Write out the listing beneath this instruction in its entirety, exactly as it reads.

Data records:
>>>>>
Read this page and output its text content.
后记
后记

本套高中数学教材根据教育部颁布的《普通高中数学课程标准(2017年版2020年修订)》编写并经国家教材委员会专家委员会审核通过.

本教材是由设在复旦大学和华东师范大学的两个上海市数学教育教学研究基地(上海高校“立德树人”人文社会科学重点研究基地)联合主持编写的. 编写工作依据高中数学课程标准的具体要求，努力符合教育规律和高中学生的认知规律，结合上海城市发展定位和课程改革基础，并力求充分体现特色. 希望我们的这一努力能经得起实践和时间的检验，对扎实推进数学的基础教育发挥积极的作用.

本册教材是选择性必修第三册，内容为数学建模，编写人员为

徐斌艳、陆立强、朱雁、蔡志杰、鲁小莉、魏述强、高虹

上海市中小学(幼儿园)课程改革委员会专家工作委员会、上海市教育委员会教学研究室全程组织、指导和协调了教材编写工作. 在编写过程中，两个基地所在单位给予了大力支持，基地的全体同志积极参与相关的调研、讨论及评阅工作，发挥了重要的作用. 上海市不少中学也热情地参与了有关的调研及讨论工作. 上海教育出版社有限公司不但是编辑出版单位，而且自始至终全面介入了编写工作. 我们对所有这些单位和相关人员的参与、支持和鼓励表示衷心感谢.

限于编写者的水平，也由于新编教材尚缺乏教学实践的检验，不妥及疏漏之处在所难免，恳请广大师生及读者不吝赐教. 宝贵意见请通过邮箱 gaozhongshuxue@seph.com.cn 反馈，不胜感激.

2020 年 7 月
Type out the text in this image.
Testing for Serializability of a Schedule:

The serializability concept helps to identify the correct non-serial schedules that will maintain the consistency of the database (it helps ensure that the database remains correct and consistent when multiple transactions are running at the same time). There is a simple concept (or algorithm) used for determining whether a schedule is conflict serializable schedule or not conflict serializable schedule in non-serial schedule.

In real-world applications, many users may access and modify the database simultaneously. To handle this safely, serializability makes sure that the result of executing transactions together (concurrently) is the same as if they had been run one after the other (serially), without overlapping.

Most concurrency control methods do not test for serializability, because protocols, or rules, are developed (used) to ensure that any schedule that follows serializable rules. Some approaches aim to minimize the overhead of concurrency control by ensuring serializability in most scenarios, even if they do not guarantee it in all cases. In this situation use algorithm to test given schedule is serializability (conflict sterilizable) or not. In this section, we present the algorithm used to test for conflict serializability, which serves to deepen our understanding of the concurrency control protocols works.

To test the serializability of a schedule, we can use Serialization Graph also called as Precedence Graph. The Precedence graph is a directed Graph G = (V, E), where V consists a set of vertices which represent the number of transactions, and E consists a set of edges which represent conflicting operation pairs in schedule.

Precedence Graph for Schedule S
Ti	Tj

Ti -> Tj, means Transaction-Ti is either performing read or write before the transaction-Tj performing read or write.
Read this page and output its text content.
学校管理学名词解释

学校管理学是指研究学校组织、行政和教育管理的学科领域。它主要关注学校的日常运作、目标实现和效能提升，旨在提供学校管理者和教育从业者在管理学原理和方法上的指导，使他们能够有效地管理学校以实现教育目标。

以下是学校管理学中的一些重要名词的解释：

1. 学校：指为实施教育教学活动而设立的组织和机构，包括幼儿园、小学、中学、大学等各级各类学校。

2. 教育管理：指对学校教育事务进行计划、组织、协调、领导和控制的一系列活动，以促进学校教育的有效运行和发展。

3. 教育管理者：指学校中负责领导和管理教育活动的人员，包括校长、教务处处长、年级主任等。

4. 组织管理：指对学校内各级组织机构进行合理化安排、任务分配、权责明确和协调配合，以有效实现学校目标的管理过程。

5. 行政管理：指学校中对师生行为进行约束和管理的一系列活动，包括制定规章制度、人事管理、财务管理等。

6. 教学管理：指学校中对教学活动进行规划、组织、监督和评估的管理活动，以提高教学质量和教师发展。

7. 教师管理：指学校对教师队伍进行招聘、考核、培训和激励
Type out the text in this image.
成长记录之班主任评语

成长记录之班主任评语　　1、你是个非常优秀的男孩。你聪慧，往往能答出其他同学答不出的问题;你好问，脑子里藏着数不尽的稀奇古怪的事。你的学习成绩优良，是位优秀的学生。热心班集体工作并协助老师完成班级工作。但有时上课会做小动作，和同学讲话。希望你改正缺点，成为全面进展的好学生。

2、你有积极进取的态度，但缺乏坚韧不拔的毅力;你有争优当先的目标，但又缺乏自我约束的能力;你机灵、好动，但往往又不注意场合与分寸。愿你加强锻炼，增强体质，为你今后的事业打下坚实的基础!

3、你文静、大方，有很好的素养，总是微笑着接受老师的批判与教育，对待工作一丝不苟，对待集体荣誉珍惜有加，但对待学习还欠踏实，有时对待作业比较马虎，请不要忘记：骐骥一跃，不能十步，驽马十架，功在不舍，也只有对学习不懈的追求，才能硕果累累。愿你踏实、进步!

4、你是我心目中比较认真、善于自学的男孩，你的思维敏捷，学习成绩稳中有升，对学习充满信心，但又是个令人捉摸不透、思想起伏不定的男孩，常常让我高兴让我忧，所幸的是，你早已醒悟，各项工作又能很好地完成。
<<<<<
TASK SOLUTION →
Read this page and output its text content.
后记
后记

本套高中数学教材根据教育部颁布的《普通高中数学课程标准(2017年版2020年修订)》编写并经国家教材委员会专家委员会审核通过.

本教材是由设在复旦大学和华东师范大学的两个上海市数学教育教学研究基地(上海高校“立德树人”人文社会科学重点研究基地)联合主持编写的. 编写工作依据高中数学课程标准的具体要求，努力符合教育规律和高中学生的认知规律，结合上海城市发展定位和课程改革基础，并力求充分体现特色. 希望我们的这一努力能经得起实践和时间的检验，对扎实推进数学的基础教育发挥积极的作用.

本册教材是选择性必修第三册，内容为数学建模，编写人员为

徐斌艳、陆立强、朱雁、蔡志杰、鲁小莉、魏述强、高虹

上海市中小学(幼儿园)课程改革委员会专家工作委员会、上海市教育委员会教学研究室全程组织、指导和协调了教材编写工作. 在编写过程中，两个基地所在单位给予了大力支持，基地的全体同志积极参与相关的调研、讨论及评阅工作，发挥了重要的作用. 上海市不少中学也热情地参与了有关的调研及讨论工作. 上海教育出版社有限公司不但是编辑出版单位，而且自始至终全面介入了编写工作. 我们对所有这些单位和相关人员的参与、支持和鼓励表示衷心感谢.

限于编写者的水平，也由于新编教材尚缺乏教学实践的检验，不妥及疏漏之处在所难免，恳请广大师生及读者不吝赐教. 宝贵意见请通过邮箱 gaozhongshuxue@seph.com.cn 反馈，不胜感激.

2020 年 7 月
Type out the text in this image.
Testing for Serializability of a Schedule:

The serializability concept helps to identify the correct non-serial schedules that will maintain the consistency of the database (it helps ensure that the database remains correct and consistent when multiple transactions are running at the same time). There is a simple concept (or algorithm) used for determining whether a schedule is conflict serializable schedule or not conflict serializable schedule in non-serial schedule.

In real-world applications, many users may access and modify the database simultaneously. To handle this safely, serializability makes sure that the result of executing transactions together (concurrently) is the same as if they had been run one after the other (serially), without overlapping.

Most concurrency control methods do not test for serializability, because protocols, or rules, are developed (used) to ensure that any schedule that follows serializable rules. Some approaches aim to minimize the overhead of concurrency control by ensuring serializability in most scenarios, even if they do not guarantee it in all cases. In this situation use algorithm to test given schedule is serializability (conflict sterilizable) or not. In this section, we present the algorithm used to test for conflict serializability, which serves to deepen our understanding of the concurrency control protocols works.

To test the serializability of a schedule, we can use Serialization Graph also called as Precedence Graph. The Precedence graph is a directed Graph G = (V, E), where V consists a set of vertices which represent the number of transactions, and E consists a set of edges which represent conflicting operation pairs in schedule.

Precedence Graph for Schedule S
Ti	Tj

Ti -> Tj, means Transaction-Ti is either performing read or write before the transaction-Tj performing read or write.
Read this page and output its text content.
学校管理学名词解释

学校管理学是指研究学校组织、行政和教育管理的学科领域。它主要关注学校的日常运作、目标实现和效能提升，旨在提供学校管理者和教育从业者在管理学原理和方法上的指导，使他们能够有效地管理学校以实现教育目标。

以下是学校管理学中的一些重要名词的解释：

1. 学校：指为实施教育教学活动而设立的组织和机构，包括幼儿园、小学、中学、大学等各级各类学校。

2. 教育管理：指对学校教育事务进行计划、组织、协调、领导和控制的一系列活动，以促进学校教育的有效运行和发展。

3. 教育管理者：指学校中负责领导和管理教育活动的人员，包括校长、教务处处长、年级主任等。

4. 组织管理：指对学校内各级组织机构进行合理化安排、任务分配、权责明确和协调配合，以有效实现学校目标的管理过程。

5. 行政管理：指学校中对师生行为进行约束和管理的一系列活动，包括制定规章制度、人事管理、财务管理等。

6. 教学管理：指学校中对教学活动进行规划、组织、监督和评估的管理活动，以提高教学质量和教师发展。

7. 教师管理：指学校对教师队伍进行招聘、考核、培训和激励
Type out the text in this image.
成长记录之班主任评语

成长记录之班主任评语　　1、你是个非常优秀的男孩。你聪慧，往往能答出其他同学答不出的问题;你好问，脑子里藏着数不尽的稀奇古怪的事。你的学习成绩优良，是位优秀的学生。热心班集体工作并协助老师完成班级工作。但有时上课会做小动作，和同学讲话。希望你改正缺点，成为全面进展的好学生。

2、你有积极进取的态度，但缺乏坚韧不拔的毅力;你有争优当先的目标，但又缺乏自我约束的能力;你机灵、好动，但往往又不注意场合与分寸。愿你加强锻炼，增强体质，为你今后的事业打下坚实的基础!

3、你文静、大方，有很好的素养，总是微笑着接受老师的批判与教育，对待工作一丝不苟，对待集体荣誉珍惜有加，但对待学习还欠踏实，有时对待作业比较马虎，请不要忘记：骐骥一跃，不能十步，驽马十架，功在不舍，也只有对学习不懈的追求，才能硕果累累。愿你踏实、进步!

4、你是我心目中比较认真、善于自学的男孩，你的思维敏捷，学习成绩稳中有升，对学习充满信心，但又是个令人捉摸不透、思想起伏不定的男孩，常常让我高兴让我忧，所幸的是，你早已醒悟，各项工作又能很好地完成。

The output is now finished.